Text shown:
ICT acceptance is also influenced by whether the selected media channel can facilitate the exchange of information without creating uncertainty. Notably, uncertain messages passed through various media, such as short writings and texts, have a low level of richness, leading to high uncertainty and equivocality (Wang, 2022). The author defines equivocality as the vagueness that makes people make conflicting interpretations about a situation or subject. Ambiguous messages are passed through media with high richness, thus creating the opportunity to reduce uncertainty when people improve their interpersonal communication skills. Therefore, media richness can be used to eliminate ambiguousness by embracing the fur criteria for effective communication, which includes focusing on the personal needs of the people engaging in the conversation, the use of a language that can be understood by the receiver, enabling the receiver to provide feedback, and facilitating the use of various cues. These factors can impact ICT acceptance by increasing the acceptance of ICT media that accommodates the needs of the receiver and sender during interactions.

Written request 1:
Decide whether each statement below agrees with the passage above on media richness and ICT acceptance, answering yes or no and quoting the words from the passage that settle it. (a) Short writings and texts have a low level of richness. (b) Ambiguous messages are passed through media with low richness. (c) Enabling the receiver to provide feedback is one of the criteria for effective communication.
Written request 2:
Carry on writing the passage above on media richness and ICT acceptance, starting after its final sentence.

Data shown:
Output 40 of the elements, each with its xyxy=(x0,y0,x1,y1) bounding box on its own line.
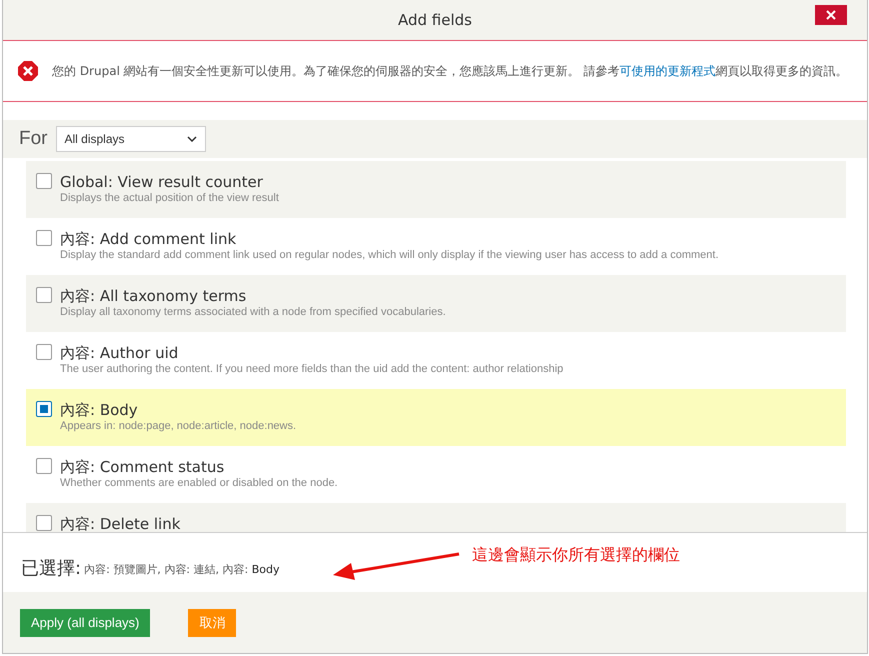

Exercise response 1:
(a) Yes: "uncertain messages passed through various media, such as short writings and texts, have a low level of richness"
(b) No: "Ambiguous messages are passed through media with high richness"
(c) Yes: "enabling the receiver to provide feedback"

Exercise response 2:
According to Sheer (2020), human behaviour in communication can be interpreted based on the media richness theory and its effectiveness and efficiency. The author notes that in the management setting, managers select media that offer a wide range of information that can match the level of equivocality in communicating the requirements of a task. Sheer (2020) suggests that human communication involves self-presentational, relational, and instrumental goals and is goal-oriented or purposeful. Therefore, communicators focus on simultaneously achieving various goals that are often arranged in a hierarchy and have different salience because of perceived constraints or demands. Further, Sheer (2020) gives an example of managers in charge of interrelated aspects of people management and productivity in any organization. The author states that the manager’s responsibility in such a situation may include seeking or providing feedback, giving directions, and assigning jobs to subordinates, hence the need to use rich media channels. Therefore, managers can focus on choosing information technologies that promote interactions between them and their followers to prevent uncertainty, which could lead to mistakes and conflict. The acceptance of information communication technology is also impacted by parallelism, processability, and repeatability, which are linked to media richness (Sheer, 2020).

Parallelism is the number of simultaneous conversations that can effectively exist within a medium (Sheer, 2020). The idea of parallelism is explained by comparing telephone conversations with electronic media conversations. For instance, telephone conversations only allow one effective conversation at a time. Consequently, electronic media can be customized to support several conversations simultaneously. Second, processability includes the extent to which a message can be processed or re-examined again in a communication event. Reherarsability, on the other hand, consists of the extent to which the media helps a sender understand a message by editing it before they send it to ensure that the intended meaning is not distorted.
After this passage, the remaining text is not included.